● DATA EXCERPTS
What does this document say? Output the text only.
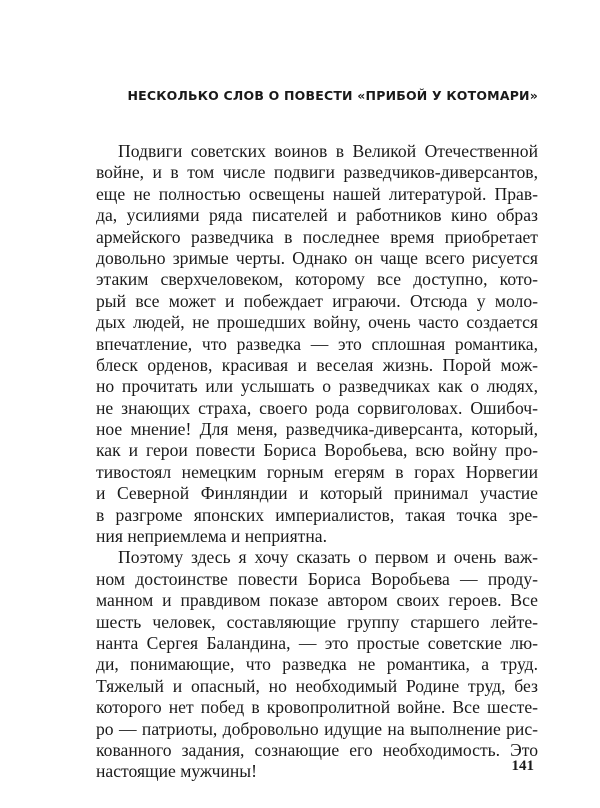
НЕСКОЛЬКО СЛОВ О ПОВЕСТИ «ПРИБОЙ У КОТОМАРИ»
Подвиги советских воинов в Великой Отечественной
войне, и в том числе подвиги разведчиков-диверсантов,
еще не полностью освещены нашей литературой. Прав-
да, усилиями ряда писателей и работников кино образ
армейского разведчика в последнее время приобретает
довольно зримые черты. Однако он чаще всего рисуется
этаким сверхчеловеком, которому все доступно, кото-
рый все может и побеждает играючи. Отсюда у моло-
дых людей, не прошедших войну, очень часто создается
впечатление, что разведка — это сплошная романтика,
блеск орденов, красивая и веселая жизнь. Порой мож-
но прочитать или услышать о разведчиках как о людях,
не знающих страха, своего рода сорвиголовах. Ошибоч-
ное мнение! Для меня, разведчика-диверсанта, который,
как и герои повести Бориса Воробьева, всю войну про-
тивостоял немецким горным егерям в горах Норвегии
и Северной Финляндии и который принимал участие
в разгроме японских империалистов, такая точка зре-
ния неприемлема и неприятна.
Поэтому здесь я хочу сказать о первом и очень важ-
ном достоинстве повести Бориса Воробьева — проду-
манном и правдивом показе автором своих героев. Все
шесть человек, составляющие группу старшего лейте-
нанта Сергея Баландина, — это простые советские лю-
ди, понимающие, что разведка не романтика, а труд.
Тяжелый и опасный, но необходимый Родине труд, без
которого нет побед в кровопролитной войне. Все шесте-
ро — патриоты, добровольно идущие на выполнение рис-
кованного задания, сознающие его необходимость. Это
настоящие мужчины!	141
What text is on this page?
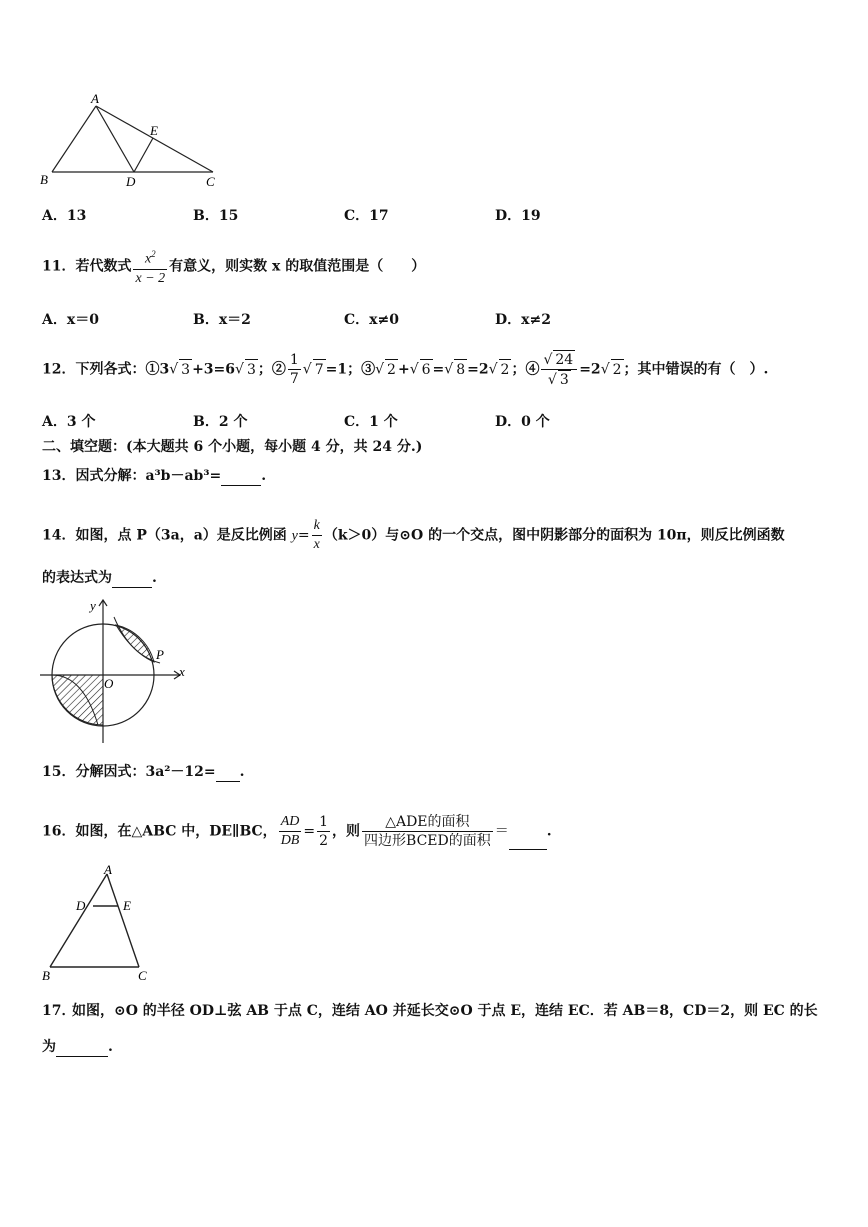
A
B	C
D
E
A．13	B．15	C．17	D．19
11．若代数式 $\frac{x^2}{x - 2}$ 有意义，则实数 x 的取值范围是（　　）
A．x＝0	B．x＝2	C．x≠0	D．x≠2
12．下列各式：①3√ 3 +3=6√ 3 ；② $\frac{1}{7}$ √ 7 =1；③√ 2 +√ 6 =√ 8 =2√ 2 ；④ $\frac{√ 24}{√ 3} =2√$ 2 ；其中错误的有（　）.
A．3 个	B．2 个	C．1 个	D．0 个
二、填空题：(本大题共 6 个小题，每小题 4 分，共 24 分.)
13．因式分解：a³b－ab³=	.
14．如图，点 P（3a，a）是反比例函 $y= \frac{k}{x} (k>0)$与⊙O 的一个交点，图中阴影部分的面积为 10π，则反比例函数
的表达式为	.
y
x
O
P
15．分解因式：3a²－12= .
16．如图，在△ABC 中，DE∥BC， $\frac{AD}{DB} = \frac{1}{2}$ ，则 $\frac{\text{△ADE的面积}}{\text{四边形BCED的面积}}$ ＝	.
A
D	E
B	C
17．
如图，⊙O 的半径 OD⊥弦 AB 于点 C，连结 AO 并延长交⊙O 于点 E，连结 EC．若 AB＝8，CD＝2，则 EC 的长
为	.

● TASK
Give back only a number, the number of lines where the string "который" occurs.

● COMPLETE OUTPUT
2